*Data shown*
------------------------------------------------------------

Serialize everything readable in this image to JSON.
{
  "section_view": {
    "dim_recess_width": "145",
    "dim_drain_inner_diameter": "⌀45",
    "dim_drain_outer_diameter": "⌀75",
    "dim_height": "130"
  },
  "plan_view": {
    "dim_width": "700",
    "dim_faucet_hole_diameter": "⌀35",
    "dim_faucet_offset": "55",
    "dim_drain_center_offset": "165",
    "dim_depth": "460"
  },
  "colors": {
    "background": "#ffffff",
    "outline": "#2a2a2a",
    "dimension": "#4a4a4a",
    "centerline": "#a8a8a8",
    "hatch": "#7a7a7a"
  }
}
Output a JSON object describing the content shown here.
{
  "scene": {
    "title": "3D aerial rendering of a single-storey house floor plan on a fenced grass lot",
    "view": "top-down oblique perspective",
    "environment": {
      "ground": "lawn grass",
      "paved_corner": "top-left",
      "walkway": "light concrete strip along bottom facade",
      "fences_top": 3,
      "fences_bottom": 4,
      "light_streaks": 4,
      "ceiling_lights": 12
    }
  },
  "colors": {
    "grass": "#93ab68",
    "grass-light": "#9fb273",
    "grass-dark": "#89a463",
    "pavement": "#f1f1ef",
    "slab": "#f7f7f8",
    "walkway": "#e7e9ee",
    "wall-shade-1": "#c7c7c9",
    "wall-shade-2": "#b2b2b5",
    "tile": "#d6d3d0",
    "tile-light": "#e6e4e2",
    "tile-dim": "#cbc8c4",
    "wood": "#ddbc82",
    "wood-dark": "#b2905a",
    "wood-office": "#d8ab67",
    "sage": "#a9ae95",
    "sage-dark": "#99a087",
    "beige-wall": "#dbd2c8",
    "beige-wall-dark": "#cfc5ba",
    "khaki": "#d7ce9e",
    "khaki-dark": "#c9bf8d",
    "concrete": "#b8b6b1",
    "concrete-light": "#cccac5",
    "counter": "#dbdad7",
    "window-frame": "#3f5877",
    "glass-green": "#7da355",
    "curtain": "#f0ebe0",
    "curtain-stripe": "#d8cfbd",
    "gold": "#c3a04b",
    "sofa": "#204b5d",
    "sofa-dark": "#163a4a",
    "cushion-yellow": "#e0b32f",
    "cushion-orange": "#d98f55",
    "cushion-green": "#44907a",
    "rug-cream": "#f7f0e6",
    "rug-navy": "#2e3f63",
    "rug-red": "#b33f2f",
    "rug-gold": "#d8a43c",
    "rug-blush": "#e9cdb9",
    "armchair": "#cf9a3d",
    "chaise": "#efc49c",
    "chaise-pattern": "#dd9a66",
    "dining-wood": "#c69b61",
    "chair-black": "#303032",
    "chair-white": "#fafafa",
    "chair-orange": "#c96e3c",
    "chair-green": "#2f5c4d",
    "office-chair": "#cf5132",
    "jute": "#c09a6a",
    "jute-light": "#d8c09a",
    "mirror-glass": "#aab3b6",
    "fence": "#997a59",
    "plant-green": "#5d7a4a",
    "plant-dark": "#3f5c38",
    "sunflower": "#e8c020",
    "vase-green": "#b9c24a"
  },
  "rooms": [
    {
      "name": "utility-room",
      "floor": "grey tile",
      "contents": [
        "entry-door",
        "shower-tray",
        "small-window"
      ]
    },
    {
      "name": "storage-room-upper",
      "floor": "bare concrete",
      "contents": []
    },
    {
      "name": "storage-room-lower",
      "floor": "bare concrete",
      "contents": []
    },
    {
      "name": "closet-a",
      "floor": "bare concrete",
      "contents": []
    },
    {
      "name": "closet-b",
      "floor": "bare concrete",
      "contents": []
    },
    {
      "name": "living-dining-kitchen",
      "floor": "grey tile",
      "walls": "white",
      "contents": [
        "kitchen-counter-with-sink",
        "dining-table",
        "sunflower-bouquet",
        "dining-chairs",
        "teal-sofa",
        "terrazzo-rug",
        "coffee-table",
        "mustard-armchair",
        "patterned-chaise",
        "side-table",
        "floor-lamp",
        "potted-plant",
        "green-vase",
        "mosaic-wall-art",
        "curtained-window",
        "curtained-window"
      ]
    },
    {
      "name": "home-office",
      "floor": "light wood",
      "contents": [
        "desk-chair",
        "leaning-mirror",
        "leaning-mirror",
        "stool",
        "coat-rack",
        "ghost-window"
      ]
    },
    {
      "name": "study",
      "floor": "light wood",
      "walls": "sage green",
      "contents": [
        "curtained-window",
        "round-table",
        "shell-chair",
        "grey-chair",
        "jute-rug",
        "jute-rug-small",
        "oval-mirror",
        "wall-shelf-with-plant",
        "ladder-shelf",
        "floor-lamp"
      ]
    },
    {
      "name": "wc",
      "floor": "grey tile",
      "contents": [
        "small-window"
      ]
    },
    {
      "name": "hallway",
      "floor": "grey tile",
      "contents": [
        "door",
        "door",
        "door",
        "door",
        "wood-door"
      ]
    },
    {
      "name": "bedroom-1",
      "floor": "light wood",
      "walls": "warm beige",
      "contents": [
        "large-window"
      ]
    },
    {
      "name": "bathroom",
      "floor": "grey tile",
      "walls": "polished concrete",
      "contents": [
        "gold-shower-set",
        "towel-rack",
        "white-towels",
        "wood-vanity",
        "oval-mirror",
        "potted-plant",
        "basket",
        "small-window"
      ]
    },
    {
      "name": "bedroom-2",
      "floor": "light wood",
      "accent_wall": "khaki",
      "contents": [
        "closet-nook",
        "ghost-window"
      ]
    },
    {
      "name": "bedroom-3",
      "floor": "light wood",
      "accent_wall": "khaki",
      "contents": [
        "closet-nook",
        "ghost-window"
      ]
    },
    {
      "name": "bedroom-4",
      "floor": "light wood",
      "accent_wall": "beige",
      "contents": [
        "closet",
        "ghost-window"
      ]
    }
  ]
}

------------------------------------------------------------

*Stated exercise*
Retype all of the material above with every character intact.

*Result of the task*
Serialize everything readable in this image to JSON.
{
  "section_view": {
    "dim_recess_width": "145",
    "dim_drain_inner_diameter": "⌀45",
    "dim_drain_outer_diameter": "⌀75",
    "dim_height": "130"
  },
  "plan_view": {
    "dim_width": "700",
    "dim_faucet_hole_diameter": "⌀35",
    "dim_faucet_offset": "55",
    "dim_drain_center_offset": "165",
    "dim_depth": "460"
  },
  "colors": {
    "background": "#ffffff",
    "outline": "#2a2a2a",
    "dimension": "#4a4a4a",
    "centerline": "#a8a8a8",
    "hatch": "#7a7a7a"
  }
}
Output a JSON object describing the content shown here.
{
  "scene": {
    "title": "3D aerial rendering of a single-storey house floor plan on a fenced grass lot",
    "view": "top-down oblique perspective",
    "environment": {
      "ground": "lawn grass",
      "paved_corner": "top-left",
      "walkway": "light concrete strip along bottom facade",
      "fences_top": 3,
      "fences_bottom": 4,
      "light_streaks": 4,
      "ceiling_lights": 12
    }
  },
  "colors": {
    "grass": "#93ab68",
    "grass-light": "#9fb273",
    "grass-dark": "#89a463",
    "pavement": "#f1f1ef",
    "slab": "#f7f7f8",
    "walkway": "#e7e9ee",
    "wall-shade-1": "#c7c7c9",
    "wall-shade-2": "#b2b2b5",
    "tile": "#d6d3d0",
    "tile-light": "#e6e4e2",
    "tile-dim": "#cbc8c4",
    "wood": "#ddbc82",
    "wood-dark": "#b2905a",
    "wood-office": "#d8ab67",
    "sage": "#a9ae95",
    "sage-dark": "#99a087",
    "beige-wall": "#dbd2c8",
    "beige-wall-dark": "#cfc5ba",
    "khaki": "#d7ce9e",
    "khaki-dark": "#c9bf8d",
    "concrete": "#b8b6b1",
    "concrete-light": "#cccac5",
    "counter": "#dbdad7",
    "window-frame": "#3f5877",
    "glass-green": "#7da355",
    "curtain": "#f0ebe0",
    "curtain-stripe": "#d8cfbd",
    "gold": "#c3a04b",
    "sofa": "#204b5d",
    "sofa-dark": "#163a4a",
    "cushion-yellow": "#e0b32f",
    "cushion-orange": "#d98f55",
    "cushion-green": "#44907a",
    "rug-cream": "#f7f0e6",
    "rug-navy": "#2e3f63",
    "rug-red": "#b33f2f",
    "rug-gold": "#d8a43c",
    "rug-blush": "#e9cdb9",
    "armchair": "#cf9a3d",
    "chaise": "#efc49c",
    "chaise-pattern": "#dd9a66",
    "dining-wood": "#c69b61",
    "chair-black": "#303032",
    "chair-white": "#fafafa",
    "chair-orange": "#c96e3c",
    "chair-green": "#2f5c4d",
    "office-chair": "#cf5132",
    "jute": "#c09a6a",
    "jute-light": "#d8c09a",
    "mirror-glass": "#aab3b6",
    "fence": "#997a59",
    "plant-green": "#5d7a4a",
    "plant-dark": "#3f5c38",
    "sunflower": "#e8c020",
    "vase-green": "#b9c24a"
  },
  "rooms": [
    {
      "name": "utility-room",
      "floor": "grey tile",
      "contents": [
        "entry-door",
        "shower-tray",
        "small-window"
      ]
    },
    {
      "name": "storage-room-upper",
      "floor": "bare concrete",
      "contents": []
    },
    {
      "name": "storage-room-lower",
      "floor": "bare concrete",
      "contents": []
    },
    {
      "name": "closet-a",
      "floor": "bare concrete",
      "contents": []
    },
    {
      "name": "closet-b",
      "floor": "bare concrete",
      "contents": []
    },
    {
      "name": "living-dining-kitchen",
      "floor": "grey tile",
      "walls": "white",
      "contents": [
        "kitchen-counter-with-sink",
        "dining-table",
        "sunflower-bouquet",
        "dining-chairs",
        "teal-sofa",
        "terrazzo-rug",
        "coffee-table",
        "mustard-armchair",
        "patterned-chaise",
        "side-table",
        "floor-lamp",
        "potted-plant",
        "green-vase",
        "mosaic-wall-art",
        "curtained-window",
        "curtained-window"
      ]
    },
    {
      "name": "home-office",
      "floor": "light wood",
      "contents": [
        "desk-chair",
        "leaning-mirror",
        "leaning-mirror",
        "stool",
        "coat-rack",
        "ghost-window"
      ]
    },
    {
      "name": "study",
      "floor": "light wood",
      "walls": "sage green",
      "contents": [
        "curtained-window",
        "round-table",
        "shell-chair",
        "grey-chair",
        "jute-rug",
        "jute-rug-small",
        "oval-mirror",
        "wall-shelf-with-plant",
        "ladder-shelf",
        "floor-lamp"
      ]
    },
    {
      "name": "wc",
      "floor": "grey tile",
      "contents": [
        "small-window"
      ]
    },
    {
      "name": "hallway",
      "floor": "grey tile",
      "contents": [
        "door",
        "door",
        "door",
        "door",
        "wood-door"
      ]
    },
    {
      "name": "bedroom-1",
      "floor": "light wood",
      "walls": "warm beige",
      "contents": [
        "large-window"
      ]
    },
    {
      "name": "bathroom",
      "floor": "grey tile",
      "walls": "polished concrete",
      "contents": [
        "gold-shower-set",
        "towel-rack",
        "white-towels",
        "wood-vanity",
        "oval-mirror",
        "potted-plant",
        "basket",
        "small-window"
      ]
    },
    {
      "name": "bedroom-2",
      "floor": "light wood",
      "accent_wall": "khaki",
      "contents": [
        "closet-nook",
        "ghost-window"
      ]
    },
    {
      "name": "bedroom-3",
      "floor": "light wood",
      "accent_wall": "khaki",
      "contents": [
        "closet-nook",
        "ghost-window"
      ]
    },
    {
      "name": "bedroom-4",
      "floor": "light wood",
      "accent_wall": "beige",
      "contents": [
        "closet",
        "ghost-window"
      ]
    }
  ]
}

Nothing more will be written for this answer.